* YOUR INSTRUCTIONS
Scan the material for the word "name", and copy each line where it shows up.

= = = =

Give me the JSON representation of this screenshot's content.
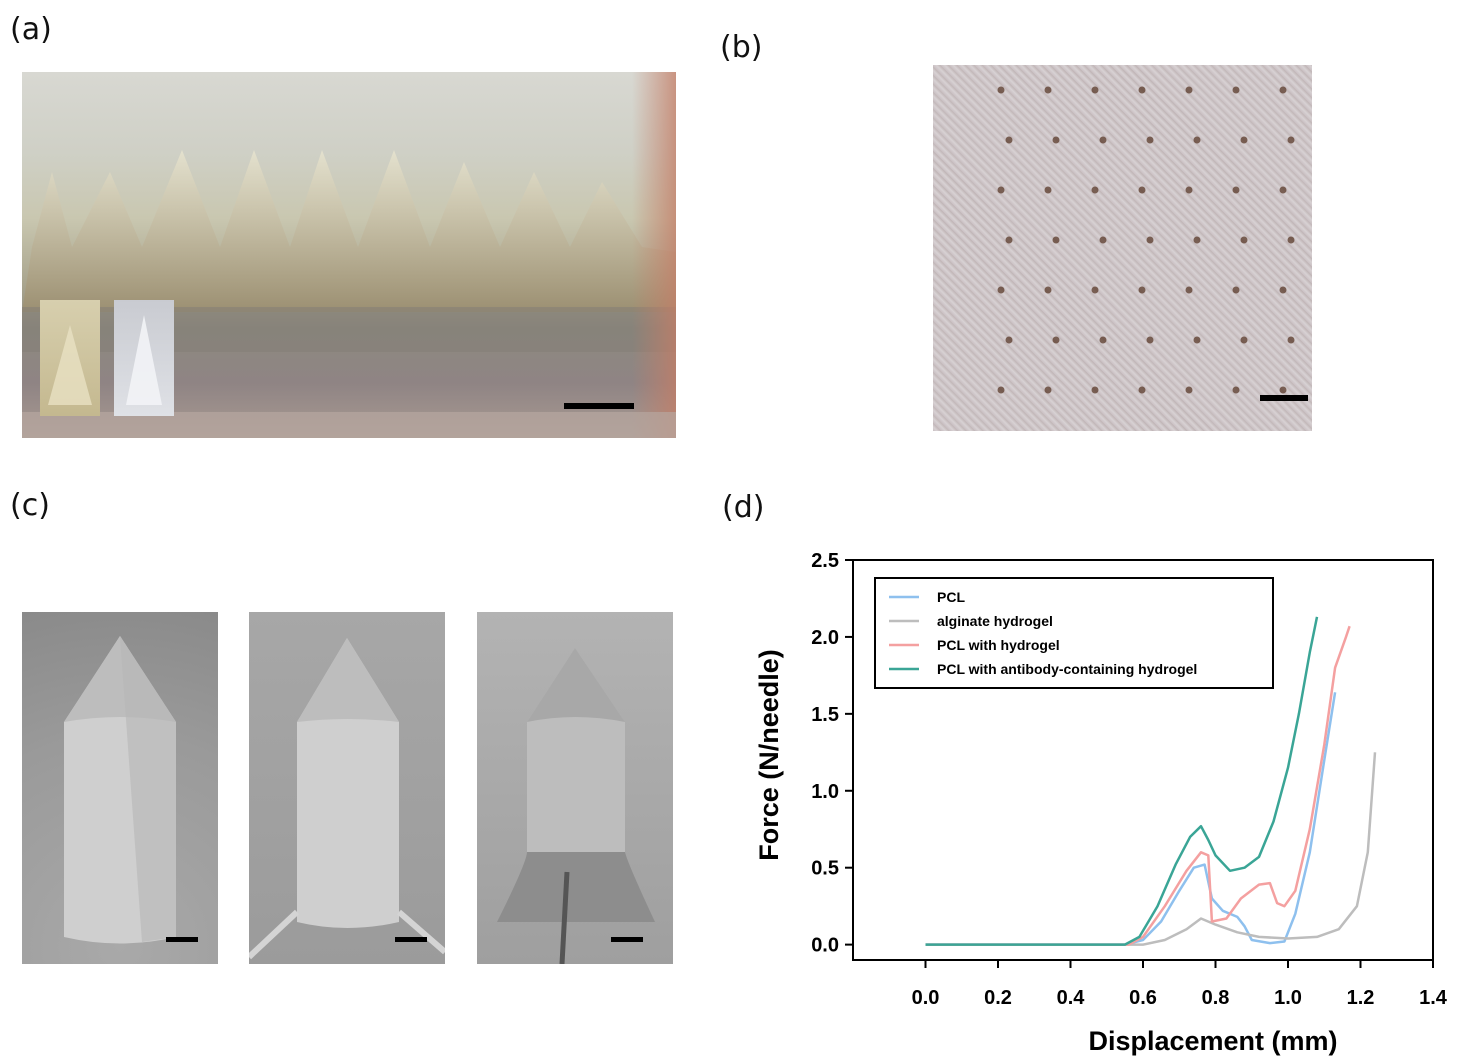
{
  "panels": {
    "a": {
      "label": "(a)"
    },
    "b": {
      "label": "(b)"
    },
    "c": {
      "label": "(c)"
    },
    "d": {
      "label": "(d)"
    }
  },
  "colors": {
    "pcl": "#8ec0ee",
    "alginate": "#bdbdbd",
    "pcl_hydrogel": "#f4a0a0",
    "pcl_antibody": "#3aa596"
  },
  "chart_data": {
    "type": "line",
    "title": "",
    "xlabel": "Displacement (mm)",
    "ylabel": "Force (N/needle)",
    "xlim": [
      -0.2,
      1.4
    ],
    "ylim": [
      -0.1,
      2.5
    ],
    "xticks": [
      "0.0",
      "0.2",
      "0.4",
      "0.6",
      "0.8",
      "1.0",
      "1.2",
      "1.4"
    ],
    "yticks": [
      "0.0",
      "0.5",
      "1.0",
      "1.5",
      "2.0",
      "2.5"
    ],
    "legend_position": "top-left",
    "grid": false,
    "series": [
      {
        "name": "PCL",
        "color": "#8ec0ee",
        "points": [
          [
            0.0,
            0.0
          ],
          [
            0.55,
            0.0
          ],
          [
            0.6,
            0.03
          ],
          [
            0.65,
            0.15
          ],
          [
            0.7,
            0.35
          ],
          [
            0.74,
            0.5
          ],
          [
            0.77,
            0.52
          ],
          [
            0.79,
            0.3
          ],
          [
            0.82,
            0.22
          ],
          [
            0.86,
            0.18
          ],
          [
            0.88,
            0.12
          ],
          [
            0.9,
            0.03
          ],
          [
            0.95,
            0.01
          ],
          [
            0.99,
            0.02
          ],
          [
            1.02,
            0.2
          ],
          [
            1.06,
            0.6
          ],
          [
            1.1,
            1.2
          ],
          [
            1.13,
            1.64
          ]
        ]
      },
      {
        "name": "alginate hydrogel",
        "color": "#bdbdbd",
        "points": [
          [
            0.0,
            0.0
          ],
          [
            0.6,
            0.0
          ],
          [
            0.66,
            0.03
          ],
          [
            0.72,
            0.1
          ],
          [
            0.76,
            0.17
          ],
          [
            0.8,
            0.13
          ],
          [
            0.86,
            0.08
          ],
          [
            0.92,
            0.05
          ],
          [
            1.0,
            0.04
          ],
          [
            1.08,
            0.05
          ],
          [
            1.14,
            0.1
          ],
          [
            1.19,
            0.25
          ],
          [
            1.22,
            0.6
          ],
          [
            1.24,
            1.25
          ]
        ]
      },
      {
        "name": "PCL with hydrogel",
        "color": "#f4a0a0",
        "points": [
          [
            0.0,
            0.0
          ],
          [
            0.56,
            0.0
          ],
          [
            0.6,
            0.05
          ],
          [
            0.66,
            0.25
          ],
          [
            0.72,
            0.48
          ],
          [
            0.76,
            0.6
          ],
          [
            0.78,
            0.58
          ],
          [
            0.79,
            0.15
          ],
          [
            0.83,
            0.17
          ],
          [
            0.87,
            0.3
          ],
          [
            0.92,
            0.39
          ],
          [
            0.95,
            0.4
          ],
          [
            0.97,
            0.27
          ],
          [
            0.99,
            0.25
          ],
          [
            1.02,
            0.35
          ],
          [
            1.06,
            0.75
          ],
          [
            1.1,
            1.3
          ],
          [
            1.13,
            1.8
          ],
          [
            1.16,
            2.0
          ],
          [
            1.17,
            2.07
          ]
        ]
      },
      {
        "name": "PCL with antibody-containing hydrogel",
        "color": "#3aa596",
        "points": [
          [
            0.0,
            0.0
          ],
          [
            0.55,
            0.0
          ],
          [
            0.59,
            0.05
          ],
          [
            0.64,
            0.25
          ],
          [
            0.69,
            0.52
          ],
          [
            0.73,
            0.7
          ],
          [
            0.76,
            0.77
          ],
          [
            0.78,
            0.68
          ],
          [
            0.8,
            0.58
          ],
          [
            0.84,
            0.48
          ],
          [
            0.88,
            0.5
          ],
          [
            0.92,
            0.57
          ],
          [
            0.96,
            0.8
          ],
          [
            1.0,
            1.15
          ],
          [
            1.03,
            1.5
          ],
          [
            1.06,
            1.9
          ],
          [
            1.08,
            2.13
          ]
        ]
      }
    ]
  }
}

= = = =

* SOLUTION
        "name": "PCL",
        "name": "alginate hydrogel",
        "name": "PCL with hydrogel",
        "name": "PCL with antibody-containing hydrogel",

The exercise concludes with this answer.